Short task →
Skip all pictures, then print the remaining material exactly.

+---+

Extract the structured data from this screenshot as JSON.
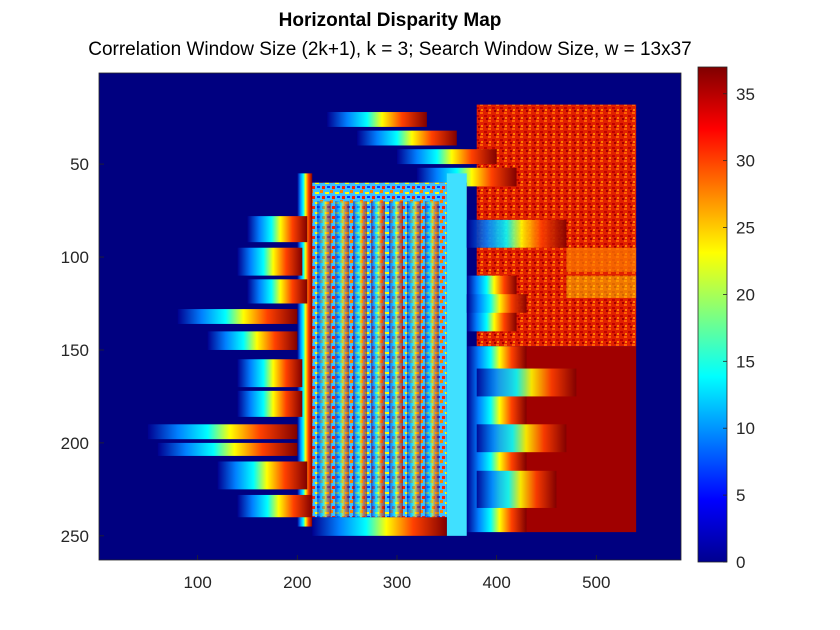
{
  "chart_data": {
    "type": "heatmap",
    "title": "Horizontal Disparity Map",
    "subtitle": "Correlation Window Size (2k+1), k = 3; Search Window Size, w = 13x37",
    "xlabel": "",
    "ylabel": "",
    "xlim": [
      1,
      585
    ],
    "ylim": [
      1,
      263
    ],
    "y_reversed": true,
    "xticks": [
      "100",
      "200",
      "300",
      "400",
      "500"
    ],
    "xtick_values": [
      100,
      200,
      300,
      400,
      500
    ],
    "yticks": [
      "50",
      "100",
      "150",
      "200",
      "250"
    ],
    "ytick_values": [
      50,
      100,
      150,
      200,
      250
    ],
    "colormap": "jet",
    "clim": [
      0,
      37
    ],
    "colorbar_ticks": [
      "0",
      "5",
      "10",
      "15",
      "20",
      "25",
      "30",
      "35"
    ],
    "colorbar_tick_values": [
      0,
      5,
      10,
      15,
      20,
      25,
      30,
      35
    ],
    "background_value": 0,
    "regions": [
      {
        "x": [
          200,
          370
        ],
        "y": [
          55,
          250
        ],
        "value": 15,
        "note": "central frame"
      },
      {
        "x": [
          380,
          540
        ],
        "y": [
          18,
          145
        ],
        "value": 33,
        "note": "upper right textured region"
      },
      {
        "x": [
          420,
          540
        ],
        "y": [
          148,
          248
        ],
        "value": 37,
        "note": "lower right block"
      },
      {
        "x": [
          100,
          200
        ],
        "y": [
          70,
          240
        ],
        "value": 18,
        "note": "left streaks"
      },
      {
        "x": [
          300,
          430
        ],
        "y": [
          20,
          60
        ],
        "value": 28,
        "note": "upper streaks"
      }
    ]
  }
}
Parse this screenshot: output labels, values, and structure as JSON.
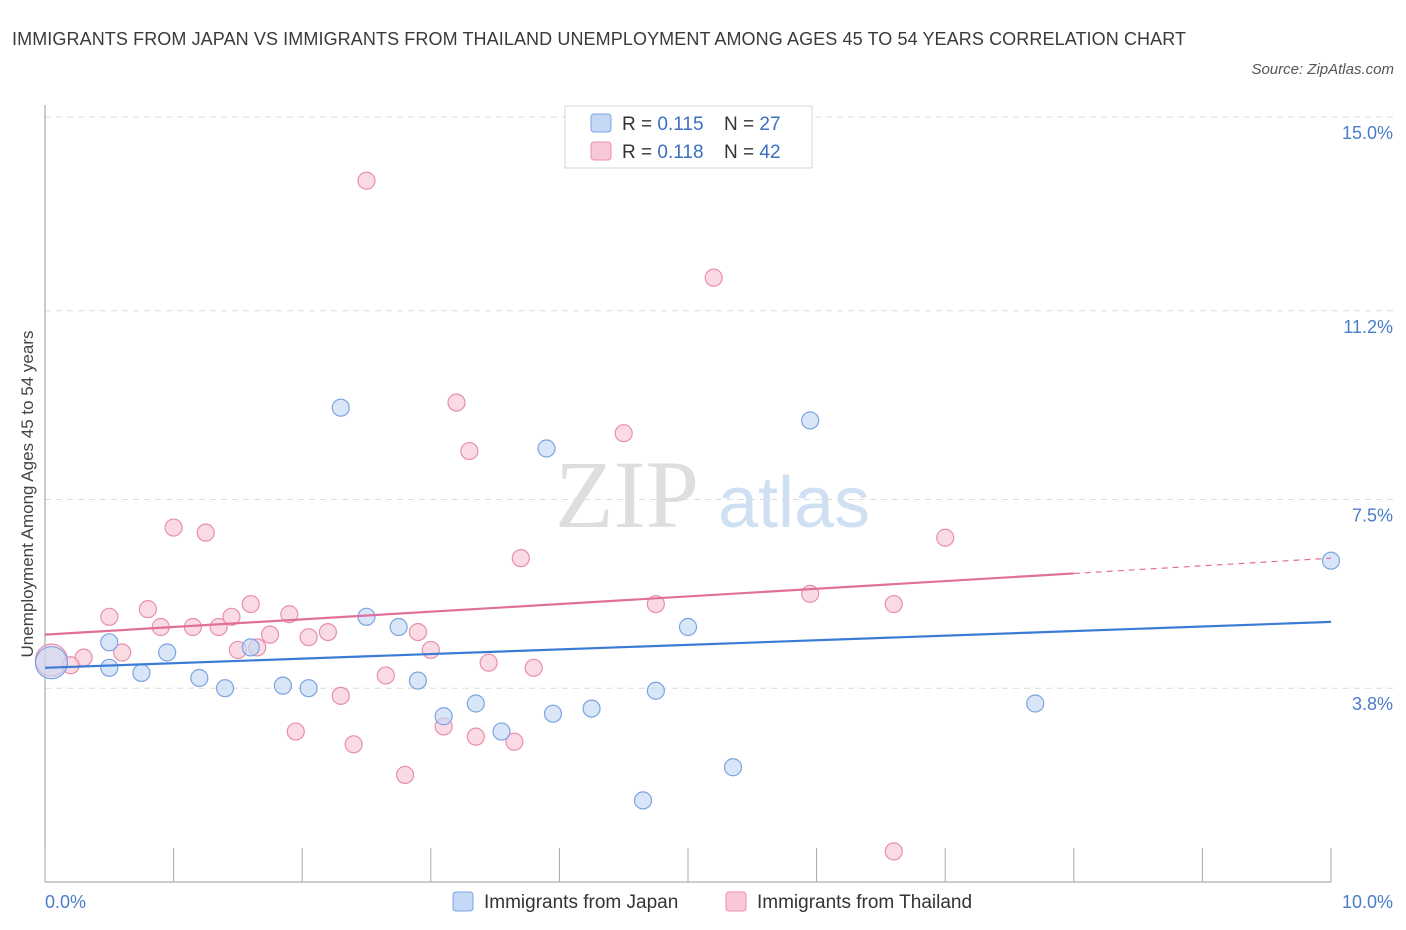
{
  "header": {
    "title": "IMMIGRANTS FROM JAPAN VS IMMIGRANTS FROM THAILAND UNEMPLOYMENT AMONG AGES 45 TO 54 YEARS CORRELATION CHART",
    "source": "Source: ZipAtlas.com"
  },
  "watermark": {
    "zip": "ZIP",
    "atlas": "atlas"
  },
  "colors": {
    "japan_fill": "#c5d8f5",
    "japan_stroke": "#7ba3e0",
    "japan_line": "#3a7bd5",
    "thailand_fill": "#f8c8d6",
    "thailand_stroke": "#e88fab",
    "thailand_line": "#e0709a",
    "tick_label": "#4a7cc9",
    "grid": "#dcdcdc"
  },
  "legend": {
    "rows": [
      {
        "r_label": "R = ",
        "r_value": "0.115",
        "n_label": "N = ",
        "n_value": "27"
      },
      {
        "r_label": "R = ",
        "r_value": "0.118",
        "n_label": "N = ",
        "n_value": "42"
      }
    ]
  },
  "chart_data": {
    "type": "scatter",
    "title": "IMMIGRANTS FROM JAPAN VS IMMIGRANTS FROM THAILAND UNEMPLOYMENT AMONG AGES 45 TO 54 YEARS CORRELATION CHART",
    "xlabel": "",
    "ylabel": "Unemployment Among Ages 45 to 54 years",
    "xlim": [
      0,
      10
    ],
    "ylim": [
      0,
      15
    ],
    "x_tick_labels": [
      "0.0%",
      "10.0%"
    ],
    "y_ticks": [
      3.8,
      7.5,
      11.2,
      15.0
    ],
    "y_tick_labels": [
      "3.8%",
      "7.5%",
      "11.2%",
      "15.0%"
    ],
    "grid": true,
    "legend_position": "top-center",
    "series": [
      {
        "name": "Immigrants from Japan",
        "trend": {
          "x": [
            0,
            10
          ],
          "y": [
            4.2,
            5.1
          ]
        },
        "points": [
          {
            "x": 0.05,
            "y": 4.3,
            "big": true
          },
          {
            "x": 0.5,
            "y": 4.7
          },
          {
            "x": 0.5,
            "y": 4.2
          },
          {
            "x": 0.75,
            "y": 4.1
          },
          {
            "x": 0.95,
            "y": 4.5
          },
          {
            "x": 1.2,
            "y": 4.0
          },
          {
            "x": 1.4,
            "y": 3.8
          },
          {
            "x": 1.6,
            "y": 4.6
          },
          {
            "x": 1.85,
            "y": 3.85
          },
          {
            "x": 2.05,
            "y": 3.8
          },
          {
            "x": 2.3,
            "y": 9.3
          },
          {
            "x": 2.5,
            "y": 5.2
          },
          {
            "x": 2.75,
            "y": 5.0
          },
          {
            "x": 2.9,
            "y": 3.95
          },
          {
            "x": 3.1,
            "y": 3.25
          },
          {
            "x": 3.35,
            "y": 3.5
          },
          {
            "x": 3.55,
            "y": 2.95
          },
          {
            "x": 3.9,
            "y": 8.5
          },
          {
            "x": 3.95,
            "y": 3.3
          },
          {
            "x": 4.25,
            "y": 3.4
          },
          {
            "x": 4.65,
            "y": 1.6
          },
          {
            "x": 4.75,
            "y": 3.75
          },
          {
            "x": 5.0,
            "y": 5.0
          },
          {
            "x": 5.35,
            "y": 2.25
          },
          {
            "x": 5.95,
            "y": 9.05
          },
          {
            "x": 7.7,
            "y": 3.5
          },
          {
            "x": 10.0,
            "y": 6.3
          }
        ]
      },
      {
        "name": "Immigrants from Thailand",
        "trend": {
          "x": [
            0,
            8
          ],
          "y": [
            4.85,
            6.05
          ]
        },
        "trend_dashed": {
          "x": [
            8,
            10
          ],
          "y": [
            6.05,
            6.35
          ]
        },
        "points": [
          {
            "x": 0.05,
            "y": 4.35,
            "big": true
          },
          {
            "x": 0.3,
            "y": 4.4
          },
          {
            "x": 0.5,
            "y": 5.2
          },
          {
            "x": 0.6,
            "y": 4.5
          },
          {
            "x": 0.8,
            "y": 5.35
          },
          {
            "x": 0.9,
            "y": 5.0
          },
          {
            "x": 1.0,
            "y": 6.95
          },
          {
            "x": 1.15,
            "y": 5.0
          },
          {
            "x": 1.25,
            "y": 6.85
          },
          {
            "x": 1.35,
            "y": 5.0
          },
          {
            "x": 1.45,
            "y": 5.2
          },
          {
            "x": 1.6,
            "y": 5.45
          },
          {
            "x": 1.65,
            "y": 4.6
          },
          {
            "x": 1.75,
            "y": 4.85
          },
          {
            "x": 1.9,
            "y": 5.25
          },
          {
            "x": 1.95,
            "y": 2.95
          },
          {
            "x": 2.05,
            "y": 4.8
          },
          {
            "x": 2.2,
            "y": 4.9
          },
          {
            "x": 2.3,
            "y": 3.65
          },
          {
            "x": 2.4,
            "y": 2.7
          },
          {
            "x": 2.5,
            "y": 13.75
          },
          {
            "x": 2.65,
            "y": 4.05
          },
          {
            "x": 2.8,
            "y": 2.1
          },
          {
            "x": 2.9,
            "y": 4.9
          },
          {
            "x": 3.0,
            "y": 4.55
          },
          {
            "x": 3.1,
            "y": 3.05
          },
          {
            "x": 3.2,
            "y": 9.4
          },
          {
            "x": 3.3,
            "y": 8.45
          },
          {
            "x": 3.35,
            "y": 2.85
          },
          {
            "x": 3.45,
            "y": 4.3
          },
          {
            "x": 3.65,
            "y": 2.75
          },
          {
            "x": 3.7,
            "y": 6.35
          },
          {
            "x": 3.8,
            "y": 4.2
          },
          {
            "x": 4.5,
            "y": 8.8
          },
          {
            "x": 4.75,
            "y": 5.45
          },
          {
            "x": 5.2,
            "y": 11.85
          },
          {
            "x": 5.95,
            "y": 5.65
          },
          {
            "x": 6.6,
            "y": 0.6
          },
          {
            "x": 6.6,
            "y": 5.45
          },
          {
            "x": 7.0,
            "y": 6.75
          },
          {
            "x": 0.2,
            "y": 4.25
          },
          {
            "x": 1.5,
            "y": 4.55
          }
        ]
      }
    ]
  }
}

+---+

Full solution →
Extract the structured data from this screenshot as JSON.
{
  "chart_data": {
    "type": "heatmap",
    "title": "Horizontal Disparity Map",
    "subtitle": "Correlation Window Size (2k+1), k = 3; Search Window Size, w = 13x37",
    "xlabel": "",
    "ylabel": "",
    "xlim": [
      1,
      585
    ],
    "ylim": [
      1,
      263
    ],
    "y_reversed": true,
    "xticks": [
      "100",
      "200",
      "300",
      "400",
      "500"
    ],
    "xtick_values": [
      100,
      200,
      300,
      400,
      500
    ],
    "yticks": [
      "50",
      "100",
      "150",
      "200",
      "250"
    ],
    "ytick_values": [
      50,
      100,
      150,
      200,
      250
    ],
    "colormap": "jet",
    "clim": [
      0,
      37
    ],
    "colorbar_ticks": [
      "0",
      "5",
      "10",
      "15",
      "20",
      "25",
      "30",
      "35"
    ],
    "colorbar_tick_values": [
      0,
      5,
      10,
      15,
      20,
      25,
      30,
      35
    ],
    "background_value": 0,
    "regions": [
      {
        "x": [
          200,
          370
        ],
        "y": [
          55,
          250
        ],
        "value": 15,
        "note": "central frame"
      },
      {
        "x": [
          380,
          540
        ],
        "y": [
          18,
          145
        ],
        "value": 33,
        "note": "upper right textured region"
      },
      {
        "x": [
          420,
          540
        ],
        "y": [
          148,
          248
        ],
        "value": 37,
        "note": "lower right block"
      },
      {
        "x": [
          100,
          200
        ],
        "y": [
          70,
          240
        ],
        "value": 18,
        "note": "left streaks"
      },
      {
        "x": [
          300,
          430
        ],
        "y": [
          20,
          60
        ],
        "value": 28,
        "note": "upper streaks"
      }
    ]
  }
}
Parse this screenshot: output labels, values, and structure as JSON.
{
  "header": {
    "title": "IMMIGRANTS FROM JAPAN VS IMMIGRANTS FROM THAILAND UNEMPLOYMENT AMONG AGES 45 TO 54 YEARS CORRELATION CHART",
    "source": "Source: ZipAtlas.com"
  },
  "watermark": {
    "zip": "ZIP",
    "atlas": "atlas"
  },
  "colors": {
    "japan_fill": "#c5d8f5",
    "japan_stroke": "#7ba3e0",
    "japan_line": "#3a7bd5",
    "thailand_fill": "#f8c8d6",
    "thailand_stroke": "#e88fab",
    "thailand_line": "#e0709a",
    "tick_label": "#4a7cc9",
    "grid": "#dcdcdc"
  },
  "legend": {
    "rows": [
      {
        "r_label": "R = ",
        "r_value": "0.115",
        "n_label": "N = ",
        "n_value": "27"
      },
      {
        "r_label": "R = ",
        "r_value": "0.118",
        "n_label": "N = ",
        "n_value": "42"
      }
    ]
  },
  "chart_data": {
    "type": "scatter",
    "title": "IMMIGRANTS FROM JAPAN VS IMMIGRANTS FROM THAILAND UNEMPLOYMENT AMONG AGES 45 TO 54 YEARS CORRELATION CHART",
    "xlabel": "",
    "ylabel": "Unemployment Among Ages 45 to 54 years",
    "xlim": [
      0,
      10
    ],
    "ylim": [
      0,
      15
    ],
    "x_tick_labels": [
      "0.0%",
      "10.0%"
    ],
    "y_ticks": [
      3.8,
      7.5,
      11.2,
      15.0
    ],
    "y_tick_labels": [
      "3.8%",
      "7.5%",
      "11.2%",
      "15.0%"
    ],
    "grid": true,
    "legend_position": "top-center",
    "series": [
      {
        "name": "Immigrants from Japan",
        "trend": {
          "x": [
            0,
            10
          ],
          "y": [
            4.2,
            5.1
          ]
        },
        "points": [
          {
            "x": 0.05,
            "y": 4.3,
            "big": true
          },
          {
            "x": 0.5,
            "y": 4.7
          },
          {
            "x": 0.5,
            "y": 4.2
          },
          {
            "x": 0.75,
            "y": 4.1
          },
          {
            "x": 0.95,
            "y": 4.5
          },
          {
            "x": 1.2,
            "y": 4.0
          },
          {
            "x": 1.4,
            "y": 3.8
          },
          {
            "x": 1.6,
            "y": 4.6
          },
          {
            "x": 1.85,
            "y": 3.85
          },
          {
            "x": 2.05,
            "y": 3.8
          },
          {
            "x": 2.3,
            "y": 9.3
          },
          {
            "x": 2.5,
            "y": 5.2
          },
          {
            "x": 2.75,
            "y": 5.0
          },
          {
            "x": 2.9,
            "y": 3.95
          },
          {
            "x": 3.1,
            "y": 3.25
          },
          {
            "x": 3.35,
            "y": 3.5
          },
          {
            "x": 3.55,
            "y": 2.95
          },
          {
            "x": 3.9,
            "y": 8.5
          },
          {
            "x": 3.95,
            "y": 3.3
          },
          {
            "x": 4.25,
            "y": 3.4
          },
          {
            "x": 4.65,
            "y": 1.6
          },
          {
            "x": 4.75,
            "y": 3.75
          },
          {
            "x": 5.0,
            "y": 5.0
          },
          {
            "x": 5.35,
            "y": 2.25
          },
          {
            "x": 5.95,
            "y": 9.05
          },
          {
            "x": 7.7,
            "y": 3.5
          },
          {
            "x": 10.0,
            "y": 6.3
          }
        ]
      },
      {
        "name": "Immigrants from Thailand",
        "trend": {
          "x": [
            0,
            8
          ],
          "y": [
            4.85,
            6.05
          ]
        },
        "trend_dashed": {
          "x": [
            8,
            10
          ],
          "y": [
            6.05,
            6.35
          ]
        },
        "points": [
          {
            "x": 0.05,
            "y": 4.35,
            "big": true
          },
          {
            "x": 0.3,
            "y": 4.4
          },
          {
            "x": 0.5,
            "y": 5.2
          },
          {
            "x": 0.6,
            "y": 4.5
          },
          {
            "x": 0.8,
            "y": 5.35
          },
          {
            "x": 0.9,
            "y": 5.0
          },
          {
            "x": 1.0,
            "y": 6.95
          },
          {
            "x": 1.15,
            "y": 5.0
          },
          {
            "x": 1.25,
            "y": 6.85
          },
          {
            "x": 1.35,
            "y": 5.0
          },
          {
            "x": 1.45,
            "y": 5.2
          },
          {
            "x": 1.6,
            "y": 5.45
          },
          {
            "x": 1.65,
            "y": 4.6
          },
          {
            "x": 1.75,
            "y": 4.85
          },
          {
            "x": 1.9,
            "y": 5.25
          },
          {
            "x": 1.95,
            "y": 2.95
          },
          {
            "x": 2.05,
            "y": 4.8
          },
          {
            "x": 2.2,
            "y": 4.9
          },
          {
            "x": 2.3,
            "y": 3.65
          },
          {
            "x": 2.4,
            "y": 2.7
          },
          {
            "x": 2.5,
            "y": 13.75
          },
          {
            "x": 2.65,
            "y": 4.05
          },
          {
            "x": 2.8,
            "y": 2.1
          },
          {
            "x": 2.9,
            "y": 4.9
          },
          {
            "x": 3.0,
            "y": 4.55
          },
          {
            "x": 3.1,
            "y": 3.05
          },
          {
            "x": 3.2,
            "y": 9.4
          },
          {
            "x": 3.3,
            "y": 8.45
          },
          {
            "x": 3.35,
            "y": 2.85
          },
          {
            "x": 3.45,
            "y": 4.3
          },
          {
            "x": 3.65,
            "y": 2.75
          },
          {
            "x": 3.7,
            "y": 6.35
          },
          {
            "x": 3.8,
            "y": 4.2
          },
          {
            "x": 4.5,
            "y": 8.8
          },
          {
            "x": 4.75,
            "y": 5.45
          },
          {
            "x": 5.2,
            "y": 11.85
          },
          {
            "x": 5.95,
            "y": 5.65
          },
          {
            "x": 6.6,
            "y": 0.6
          },
          {
            "x": 6.6,
            "y": 5.45
          },
          {
            "x": 7.0,
            "y": 6.75
          },
          {
            "x": 0.2,
            "y": 4.25
          },
          {
            "x": 1.5,
            "y": 4.55
          }
        ]
      }
    ]
  }
}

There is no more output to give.